__Given instruction A__. Sum up the passage on reading habits in two sentences.
__Given instruction B__. Repeat the passage on reading habits word for word, starting with "ABC Bookshelf by" and going on through "up,’ she said.".

__Quoted text__.
ABC Bookshelf by Eva Alessandrini and Roberto Saporiti. Image via Saporiti
Reader habits at the start of each year typically focus on beach reads: crime, thrillers and chick lit. But long-time Mary Martin bookstore staffer Suzanne Garcia said once people get back to work that soon changes. ’The big names start coming through and literary works start picking up,’ she said.
That’s when publishers and booksellers turn their attention to the books that they will promote and start generating buzz around favoured titles.
Garcia predicts that 2015 will see a change in the way that books are presented, with a greater divide between the low and high ends of the market. ‘Memoirs, cook books, art books – they will continue to come as beautiful hard cover editions, rather than the kind of cheaper books than can’t compete with online pricing,’ she said.

__Supplied entries__.

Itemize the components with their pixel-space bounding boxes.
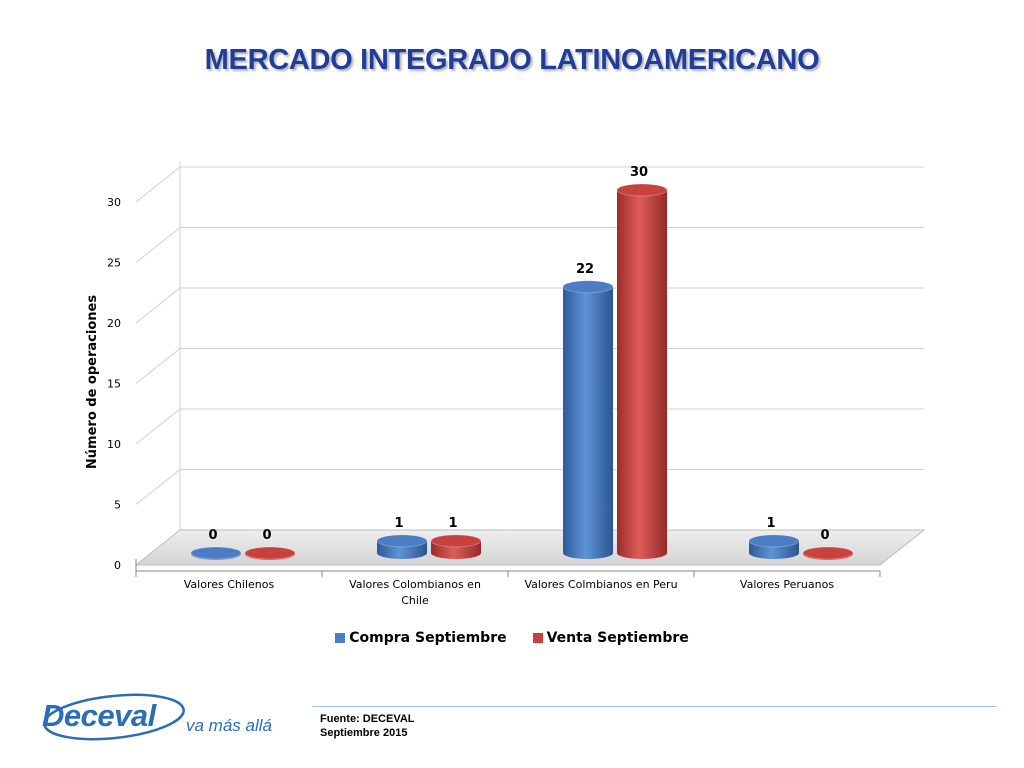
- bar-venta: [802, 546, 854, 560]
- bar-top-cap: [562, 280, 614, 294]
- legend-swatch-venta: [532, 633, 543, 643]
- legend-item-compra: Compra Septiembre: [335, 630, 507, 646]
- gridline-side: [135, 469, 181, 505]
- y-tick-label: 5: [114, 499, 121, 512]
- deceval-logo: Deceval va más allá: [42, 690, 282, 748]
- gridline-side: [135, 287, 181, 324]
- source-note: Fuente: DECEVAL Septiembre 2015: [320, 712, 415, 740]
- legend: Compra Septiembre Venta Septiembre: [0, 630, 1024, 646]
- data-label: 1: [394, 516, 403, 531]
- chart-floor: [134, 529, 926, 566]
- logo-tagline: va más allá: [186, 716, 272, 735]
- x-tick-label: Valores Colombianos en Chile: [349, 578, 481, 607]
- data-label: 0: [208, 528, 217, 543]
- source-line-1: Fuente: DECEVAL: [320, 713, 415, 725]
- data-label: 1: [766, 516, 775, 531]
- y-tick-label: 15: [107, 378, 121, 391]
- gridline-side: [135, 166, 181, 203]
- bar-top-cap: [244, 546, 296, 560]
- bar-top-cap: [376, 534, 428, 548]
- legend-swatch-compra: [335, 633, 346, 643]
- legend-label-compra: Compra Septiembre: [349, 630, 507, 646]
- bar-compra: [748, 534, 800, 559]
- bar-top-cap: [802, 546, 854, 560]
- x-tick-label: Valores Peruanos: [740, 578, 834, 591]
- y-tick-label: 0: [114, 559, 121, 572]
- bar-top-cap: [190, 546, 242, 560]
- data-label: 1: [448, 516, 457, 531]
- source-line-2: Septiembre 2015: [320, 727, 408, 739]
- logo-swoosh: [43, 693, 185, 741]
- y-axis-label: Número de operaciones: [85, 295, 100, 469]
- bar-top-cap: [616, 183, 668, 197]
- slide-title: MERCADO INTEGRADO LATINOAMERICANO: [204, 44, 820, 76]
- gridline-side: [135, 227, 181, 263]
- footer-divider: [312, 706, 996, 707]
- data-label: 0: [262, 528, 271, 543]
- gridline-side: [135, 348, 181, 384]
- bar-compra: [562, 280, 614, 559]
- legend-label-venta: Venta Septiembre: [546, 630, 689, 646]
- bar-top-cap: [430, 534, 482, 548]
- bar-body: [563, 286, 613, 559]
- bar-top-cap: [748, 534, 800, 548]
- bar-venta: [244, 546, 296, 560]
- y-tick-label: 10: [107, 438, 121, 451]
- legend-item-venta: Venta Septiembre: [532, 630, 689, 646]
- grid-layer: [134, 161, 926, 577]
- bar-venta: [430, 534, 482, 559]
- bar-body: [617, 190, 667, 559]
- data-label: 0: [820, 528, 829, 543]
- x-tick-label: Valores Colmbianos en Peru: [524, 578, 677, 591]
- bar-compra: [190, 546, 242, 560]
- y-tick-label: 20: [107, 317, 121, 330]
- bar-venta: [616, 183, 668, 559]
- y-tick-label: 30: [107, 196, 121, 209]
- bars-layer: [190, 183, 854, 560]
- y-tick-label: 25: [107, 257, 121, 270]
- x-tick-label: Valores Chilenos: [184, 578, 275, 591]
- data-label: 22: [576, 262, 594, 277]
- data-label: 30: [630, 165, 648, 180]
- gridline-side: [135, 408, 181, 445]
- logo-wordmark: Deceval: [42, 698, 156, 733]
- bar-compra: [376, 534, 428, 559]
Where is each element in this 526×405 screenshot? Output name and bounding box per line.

__Final result A__. Suzanne Garcia, a long-time staffer at the Mary Martin bookstore, said that the beach reads people favor at the start of the year, such as crime, thrillers and chick lit, give way to big names and literary works once they get back to work, which is when publishers and booksellers start promoting their favored titles. She predicts that 2015 will bring a greater divide between the low and high ends of the market, with memoirs, cookbooks and art books continuing to appear as beautiful hardcover editions rather than cheaper books that can't compete with online pricing.

__Final result B__.
ABC Bookshelf by Eva Alessandrini and Roberto Saporiti. Image via Saporiti
Reader habits at the start of each year typically focus on beach reads: crime, thrillers and chick lit. But long-time Mary Martin bookstore staffer Suzanne Garcia said once people get back to work that soon changes. ’The big names start coming through and literary works start picking up,’ she said.